Exercise: Tally the lines in the data that follows that include the word "ylabel", and report nothing but the total.

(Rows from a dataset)

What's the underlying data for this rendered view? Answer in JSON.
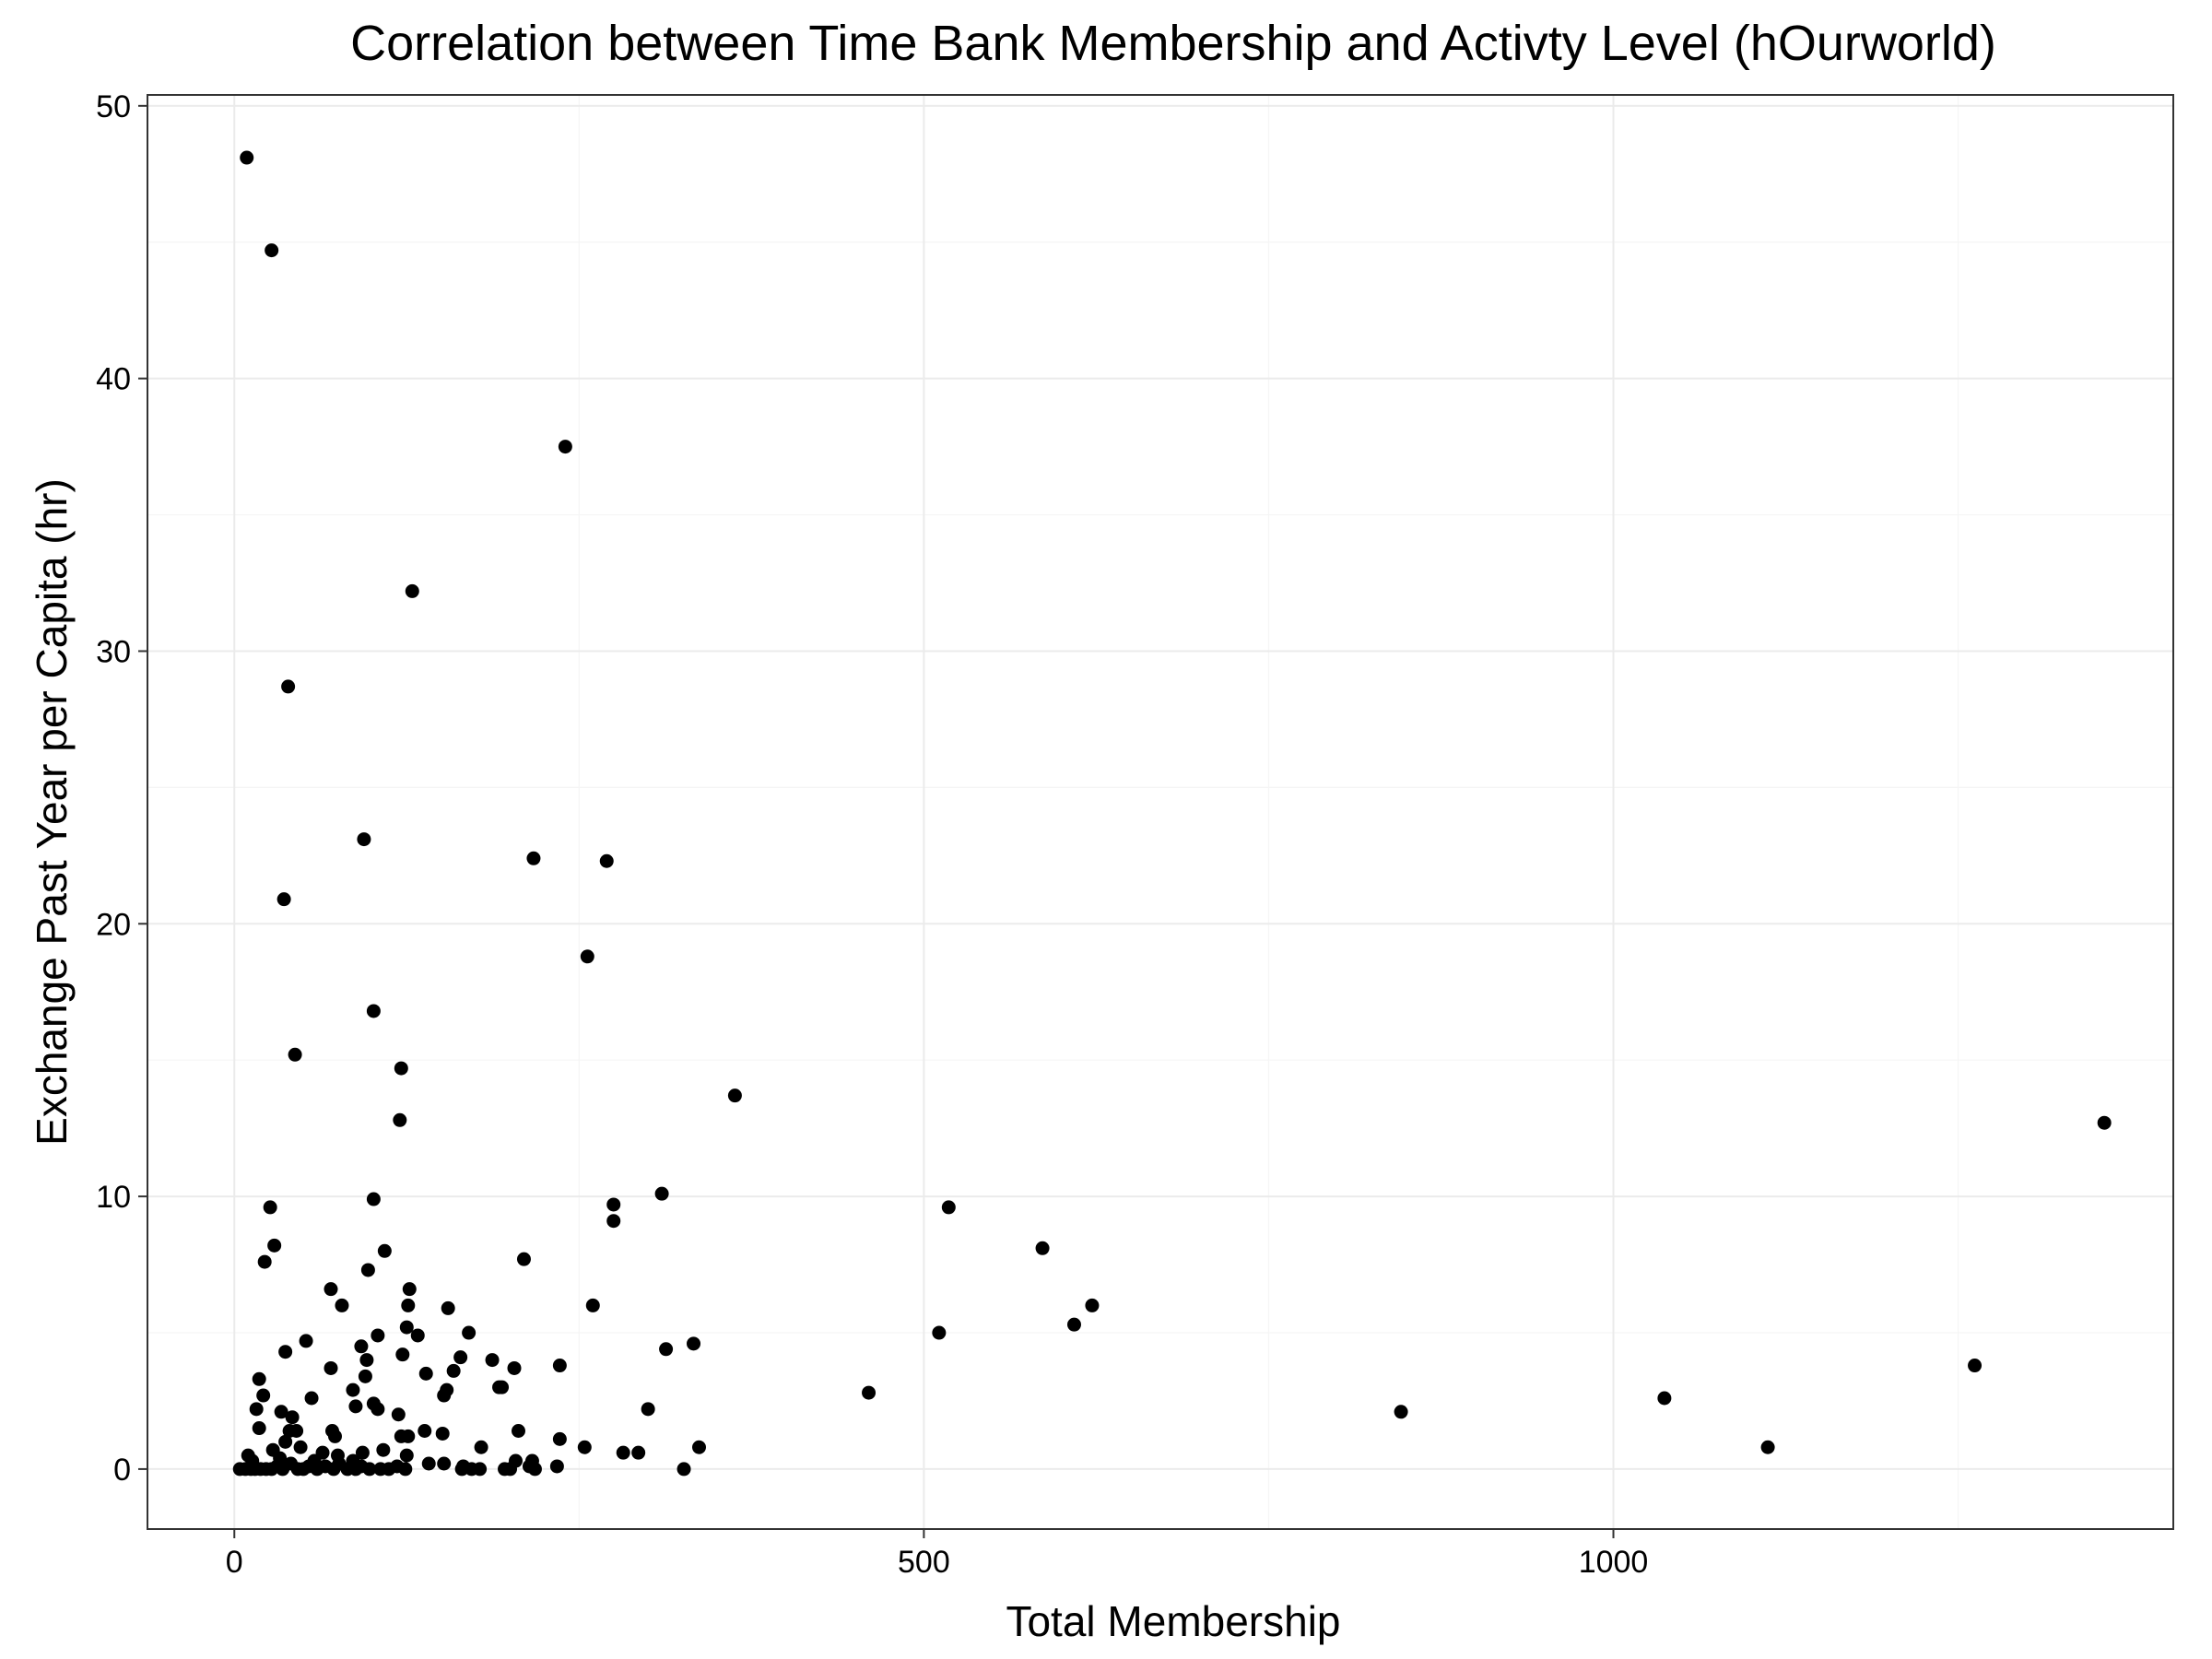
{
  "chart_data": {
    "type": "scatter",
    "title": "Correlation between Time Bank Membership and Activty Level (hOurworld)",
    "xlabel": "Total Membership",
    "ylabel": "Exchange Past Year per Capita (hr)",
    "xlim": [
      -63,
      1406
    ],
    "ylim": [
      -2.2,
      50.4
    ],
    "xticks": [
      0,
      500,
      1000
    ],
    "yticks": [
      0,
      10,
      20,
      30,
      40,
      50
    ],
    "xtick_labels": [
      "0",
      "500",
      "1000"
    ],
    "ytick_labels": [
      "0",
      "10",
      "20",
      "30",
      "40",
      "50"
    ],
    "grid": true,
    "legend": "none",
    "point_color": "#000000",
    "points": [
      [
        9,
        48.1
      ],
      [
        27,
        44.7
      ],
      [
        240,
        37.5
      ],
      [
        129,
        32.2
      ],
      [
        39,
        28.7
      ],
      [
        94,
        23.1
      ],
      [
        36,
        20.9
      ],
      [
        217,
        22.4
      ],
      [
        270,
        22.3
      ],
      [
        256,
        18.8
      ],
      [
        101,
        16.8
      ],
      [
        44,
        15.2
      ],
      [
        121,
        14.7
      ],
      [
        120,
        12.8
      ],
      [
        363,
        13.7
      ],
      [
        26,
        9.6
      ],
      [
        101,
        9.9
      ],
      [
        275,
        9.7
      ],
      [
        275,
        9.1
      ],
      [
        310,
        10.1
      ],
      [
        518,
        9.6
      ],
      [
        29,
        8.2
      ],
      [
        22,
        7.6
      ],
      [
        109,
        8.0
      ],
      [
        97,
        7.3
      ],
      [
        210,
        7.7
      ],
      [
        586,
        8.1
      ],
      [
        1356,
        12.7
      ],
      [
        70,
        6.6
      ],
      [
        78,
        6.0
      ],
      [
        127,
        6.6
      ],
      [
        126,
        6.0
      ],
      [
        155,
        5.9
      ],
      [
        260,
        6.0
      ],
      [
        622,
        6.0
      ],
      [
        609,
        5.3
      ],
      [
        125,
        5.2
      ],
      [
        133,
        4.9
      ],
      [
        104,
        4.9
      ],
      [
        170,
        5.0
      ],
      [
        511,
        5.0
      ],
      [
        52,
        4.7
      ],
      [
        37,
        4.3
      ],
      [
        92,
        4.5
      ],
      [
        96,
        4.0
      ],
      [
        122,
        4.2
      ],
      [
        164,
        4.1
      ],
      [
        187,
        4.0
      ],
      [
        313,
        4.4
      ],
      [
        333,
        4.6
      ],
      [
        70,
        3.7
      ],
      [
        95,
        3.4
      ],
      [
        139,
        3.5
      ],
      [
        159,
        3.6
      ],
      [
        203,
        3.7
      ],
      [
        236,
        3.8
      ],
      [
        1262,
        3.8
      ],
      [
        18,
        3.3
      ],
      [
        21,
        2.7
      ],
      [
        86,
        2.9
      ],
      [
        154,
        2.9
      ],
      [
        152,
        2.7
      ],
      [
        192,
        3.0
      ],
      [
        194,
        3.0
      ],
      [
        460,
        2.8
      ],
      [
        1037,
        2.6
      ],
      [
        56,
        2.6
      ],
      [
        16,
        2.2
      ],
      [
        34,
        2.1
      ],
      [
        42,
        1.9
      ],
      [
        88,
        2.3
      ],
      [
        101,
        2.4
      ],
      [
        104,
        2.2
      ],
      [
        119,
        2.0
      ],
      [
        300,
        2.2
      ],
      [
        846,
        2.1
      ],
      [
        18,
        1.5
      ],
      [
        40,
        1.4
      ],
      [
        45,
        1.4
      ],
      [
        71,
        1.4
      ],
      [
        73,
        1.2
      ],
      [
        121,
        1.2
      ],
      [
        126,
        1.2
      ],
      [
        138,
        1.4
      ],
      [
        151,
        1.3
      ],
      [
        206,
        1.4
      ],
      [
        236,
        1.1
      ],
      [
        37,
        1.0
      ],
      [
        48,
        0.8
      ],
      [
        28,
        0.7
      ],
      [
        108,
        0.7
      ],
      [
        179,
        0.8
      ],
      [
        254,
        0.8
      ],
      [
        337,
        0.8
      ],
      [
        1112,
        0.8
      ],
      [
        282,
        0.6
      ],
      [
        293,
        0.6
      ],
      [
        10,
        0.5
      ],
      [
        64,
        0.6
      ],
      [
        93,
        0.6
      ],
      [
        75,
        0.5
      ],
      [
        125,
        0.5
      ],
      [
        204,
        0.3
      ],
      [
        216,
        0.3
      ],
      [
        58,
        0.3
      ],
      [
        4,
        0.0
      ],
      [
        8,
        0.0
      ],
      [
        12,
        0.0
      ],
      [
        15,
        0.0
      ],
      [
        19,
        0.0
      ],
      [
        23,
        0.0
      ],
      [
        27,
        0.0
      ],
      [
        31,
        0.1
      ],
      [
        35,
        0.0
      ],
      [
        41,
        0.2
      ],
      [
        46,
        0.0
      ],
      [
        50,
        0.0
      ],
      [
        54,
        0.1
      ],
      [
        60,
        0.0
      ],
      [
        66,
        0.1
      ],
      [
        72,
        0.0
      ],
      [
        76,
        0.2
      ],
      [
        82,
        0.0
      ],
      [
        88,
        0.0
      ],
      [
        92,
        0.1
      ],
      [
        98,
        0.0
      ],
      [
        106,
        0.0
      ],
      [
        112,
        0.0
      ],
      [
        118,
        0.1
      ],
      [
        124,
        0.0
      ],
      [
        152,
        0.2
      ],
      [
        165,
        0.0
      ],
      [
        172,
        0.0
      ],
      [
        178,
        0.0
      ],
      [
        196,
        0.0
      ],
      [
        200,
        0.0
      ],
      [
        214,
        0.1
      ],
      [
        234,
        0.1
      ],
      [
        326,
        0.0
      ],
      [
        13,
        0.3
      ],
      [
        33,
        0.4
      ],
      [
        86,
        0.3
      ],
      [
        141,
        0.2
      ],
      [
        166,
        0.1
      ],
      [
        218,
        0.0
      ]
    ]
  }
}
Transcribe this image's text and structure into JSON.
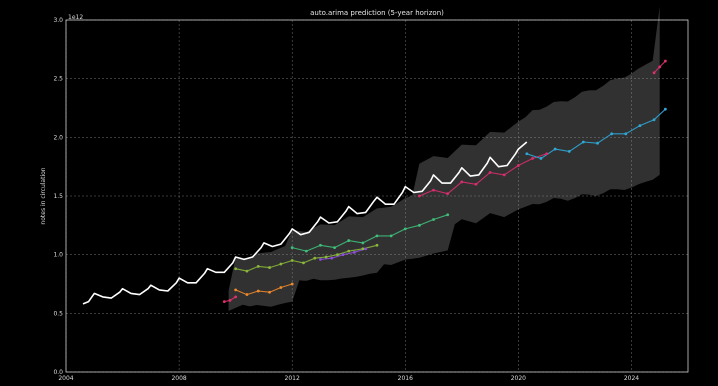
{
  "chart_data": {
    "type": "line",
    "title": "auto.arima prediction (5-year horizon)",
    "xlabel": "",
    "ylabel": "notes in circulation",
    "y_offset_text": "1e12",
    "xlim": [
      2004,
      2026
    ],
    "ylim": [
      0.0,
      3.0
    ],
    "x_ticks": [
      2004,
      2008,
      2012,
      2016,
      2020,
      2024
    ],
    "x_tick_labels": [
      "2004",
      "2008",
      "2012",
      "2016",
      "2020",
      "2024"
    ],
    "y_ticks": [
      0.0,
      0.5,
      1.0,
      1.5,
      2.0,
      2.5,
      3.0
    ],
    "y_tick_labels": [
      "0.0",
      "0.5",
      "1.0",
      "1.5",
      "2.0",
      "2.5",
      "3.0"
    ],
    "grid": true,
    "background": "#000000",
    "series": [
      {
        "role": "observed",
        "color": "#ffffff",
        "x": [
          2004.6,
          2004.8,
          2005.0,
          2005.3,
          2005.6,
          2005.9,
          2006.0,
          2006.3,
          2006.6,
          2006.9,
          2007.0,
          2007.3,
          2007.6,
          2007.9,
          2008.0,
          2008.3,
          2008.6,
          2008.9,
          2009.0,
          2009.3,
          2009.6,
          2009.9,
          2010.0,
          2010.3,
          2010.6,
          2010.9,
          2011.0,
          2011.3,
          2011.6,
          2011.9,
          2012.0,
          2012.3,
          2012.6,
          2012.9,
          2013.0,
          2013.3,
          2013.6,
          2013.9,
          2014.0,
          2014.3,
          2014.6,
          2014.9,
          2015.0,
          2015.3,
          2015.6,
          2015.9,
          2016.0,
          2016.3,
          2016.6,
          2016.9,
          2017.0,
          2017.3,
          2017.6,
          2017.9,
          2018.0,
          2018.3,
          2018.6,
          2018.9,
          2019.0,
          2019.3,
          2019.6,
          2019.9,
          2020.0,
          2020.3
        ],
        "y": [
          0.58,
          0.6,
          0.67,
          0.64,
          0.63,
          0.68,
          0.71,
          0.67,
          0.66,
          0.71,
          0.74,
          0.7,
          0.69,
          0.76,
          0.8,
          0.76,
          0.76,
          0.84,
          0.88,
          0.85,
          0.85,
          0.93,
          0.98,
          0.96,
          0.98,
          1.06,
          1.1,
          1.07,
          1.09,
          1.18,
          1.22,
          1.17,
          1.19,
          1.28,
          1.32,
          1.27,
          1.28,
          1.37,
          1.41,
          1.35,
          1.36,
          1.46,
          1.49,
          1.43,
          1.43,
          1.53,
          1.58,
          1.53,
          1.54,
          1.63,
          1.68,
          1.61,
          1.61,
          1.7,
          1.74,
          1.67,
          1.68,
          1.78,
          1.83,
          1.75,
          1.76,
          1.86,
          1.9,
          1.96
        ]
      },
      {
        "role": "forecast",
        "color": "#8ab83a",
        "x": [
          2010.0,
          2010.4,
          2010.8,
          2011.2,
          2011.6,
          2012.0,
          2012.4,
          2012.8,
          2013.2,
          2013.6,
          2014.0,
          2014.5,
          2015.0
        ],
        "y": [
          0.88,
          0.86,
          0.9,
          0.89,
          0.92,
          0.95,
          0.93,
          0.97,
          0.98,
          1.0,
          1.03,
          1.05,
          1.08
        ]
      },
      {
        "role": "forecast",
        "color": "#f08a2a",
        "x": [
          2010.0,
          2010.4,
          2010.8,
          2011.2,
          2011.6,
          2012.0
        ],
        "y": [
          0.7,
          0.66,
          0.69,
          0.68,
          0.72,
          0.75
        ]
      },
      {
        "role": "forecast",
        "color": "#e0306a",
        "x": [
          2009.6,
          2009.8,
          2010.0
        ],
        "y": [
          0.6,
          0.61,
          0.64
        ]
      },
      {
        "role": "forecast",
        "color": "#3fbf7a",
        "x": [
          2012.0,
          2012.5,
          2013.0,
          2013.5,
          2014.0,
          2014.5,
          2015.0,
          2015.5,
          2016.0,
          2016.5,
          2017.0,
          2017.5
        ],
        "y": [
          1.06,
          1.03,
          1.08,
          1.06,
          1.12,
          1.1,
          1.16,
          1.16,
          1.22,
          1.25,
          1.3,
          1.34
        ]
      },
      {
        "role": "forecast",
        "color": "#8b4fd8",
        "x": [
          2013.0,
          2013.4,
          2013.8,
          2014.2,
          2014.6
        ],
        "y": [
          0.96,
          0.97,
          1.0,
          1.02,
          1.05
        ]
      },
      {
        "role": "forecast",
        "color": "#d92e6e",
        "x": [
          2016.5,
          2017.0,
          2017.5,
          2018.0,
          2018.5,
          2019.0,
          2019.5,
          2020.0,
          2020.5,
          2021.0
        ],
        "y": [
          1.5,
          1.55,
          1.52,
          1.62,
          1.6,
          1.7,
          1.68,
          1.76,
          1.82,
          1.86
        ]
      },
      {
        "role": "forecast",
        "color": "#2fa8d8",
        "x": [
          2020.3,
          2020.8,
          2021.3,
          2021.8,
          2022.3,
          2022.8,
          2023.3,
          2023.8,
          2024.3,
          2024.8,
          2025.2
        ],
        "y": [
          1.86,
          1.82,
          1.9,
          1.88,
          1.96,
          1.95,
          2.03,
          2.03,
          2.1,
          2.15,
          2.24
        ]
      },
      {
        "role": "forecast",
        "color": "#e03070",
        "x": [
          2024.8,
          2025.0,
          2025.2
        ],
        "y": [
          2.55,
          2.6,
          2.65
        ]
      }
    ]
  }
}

Correct response: 2